- **Instructions for the task**
Set down the full listing exactly, character for character.

- **Information provided**
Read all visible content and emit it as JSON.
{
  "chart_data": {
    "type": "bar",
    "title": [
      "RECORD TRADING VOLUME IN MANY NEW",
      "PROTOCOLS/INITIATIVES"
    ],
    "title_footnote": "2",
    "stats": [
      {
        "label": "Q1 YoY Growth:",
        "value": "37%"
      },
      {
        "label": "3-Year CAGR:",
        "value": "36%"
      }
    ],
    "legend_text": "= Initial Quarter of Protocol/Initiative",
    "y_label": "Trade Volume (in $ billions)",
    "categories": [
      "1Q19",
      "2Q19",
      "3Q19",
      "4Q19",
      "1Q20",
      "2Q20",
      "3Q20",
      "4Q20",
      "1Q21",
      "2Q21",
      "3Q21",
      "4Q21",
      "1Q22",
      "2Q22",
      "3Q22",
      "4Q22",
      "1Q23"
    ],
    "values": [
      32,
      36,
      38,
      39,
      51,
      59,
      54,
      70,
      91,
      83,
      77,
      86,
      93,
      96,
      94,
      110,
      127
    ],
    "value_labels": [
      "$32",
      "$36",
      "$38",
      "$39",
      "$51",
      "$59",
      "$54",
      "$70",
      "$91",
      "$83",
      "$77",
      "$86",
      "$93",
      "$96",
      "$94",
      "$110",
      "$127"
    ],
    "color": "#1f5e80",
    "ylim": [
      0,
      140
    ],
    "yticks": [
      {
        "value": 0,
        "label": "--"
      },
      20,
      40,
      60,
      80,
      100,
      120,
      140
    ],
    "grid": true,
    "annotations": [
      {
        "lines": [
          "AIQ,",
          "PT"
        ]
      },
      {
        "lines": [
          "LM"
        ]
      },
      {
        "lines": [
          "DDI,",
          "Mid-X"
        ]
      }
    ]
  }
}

- **Completed task**
Read all visible content and emit it as JSON.
{
  "chart_data": {
    "type": "bar",
    "title": [
      "RECORD TRADING VOLUME IN MANY NEW",
      "PROTOCOLS/INITIATIVES"
    ],
    "title_footnote": "2",
    "stats": [
      {
        "label": "Q1 YoY Growth:",
        "value": "37%"
      },
      {
        "label": "3-Year CAGR:",
        "value": "36%"
      }
    ],
    "legend_text": "= Initial Quarter of Protocol/Initiative",
    "y_label": "Trade Volume (in $ billions)",
    "categories": [
      "1Q19",
      "2Q19",
      "3Q19",
      "4Q19",
      "1Q20",
      "2Q20",
      "3Q20",
      "4Q20",
      "1Q21",
      "2Q21",
      "3Q21",
      "4Q21",
      "1Q22",
      "2Q22",
      "3Q22",
      "4Q22",
      "1Q23"
    ],
    "values": [
      32,
      36,
      38,
      39,
      51,
      59,
      54,
      70,
      91,
      83,
      77,
      86,
      93,
      96,
      94,
      110,
      127
    ],
    "value_labels": [
      "$32",
      "$36",
      "$38",
      "$39",
      "$51",
      "$59",
      "$54",
      "$70",
      "$91",
      "$83",
      "$77",
      "$86",
      "$93",
      "$96",
      "$94",
      "$110",
      "$127"
    ],
    "color": "#1f5e80",
    "ylim": [
      0,
      140
    ],
    "yticks": [
      {
        "value": 0,
        "label": "--"
      },
      20,
      40,
      60,
      80,
      100,
      120,
      140
    ],
    "grid": true,
    "annotations": [
      {
        "lines": [
          "AIQ,",
          "PT"
        ]
      },
      {
        "lines": [
          "LM"
        ]
      },
      {
        "lines": [
          "DDI,",
          "Mid-X"
        ]
      }
    ]
  }
}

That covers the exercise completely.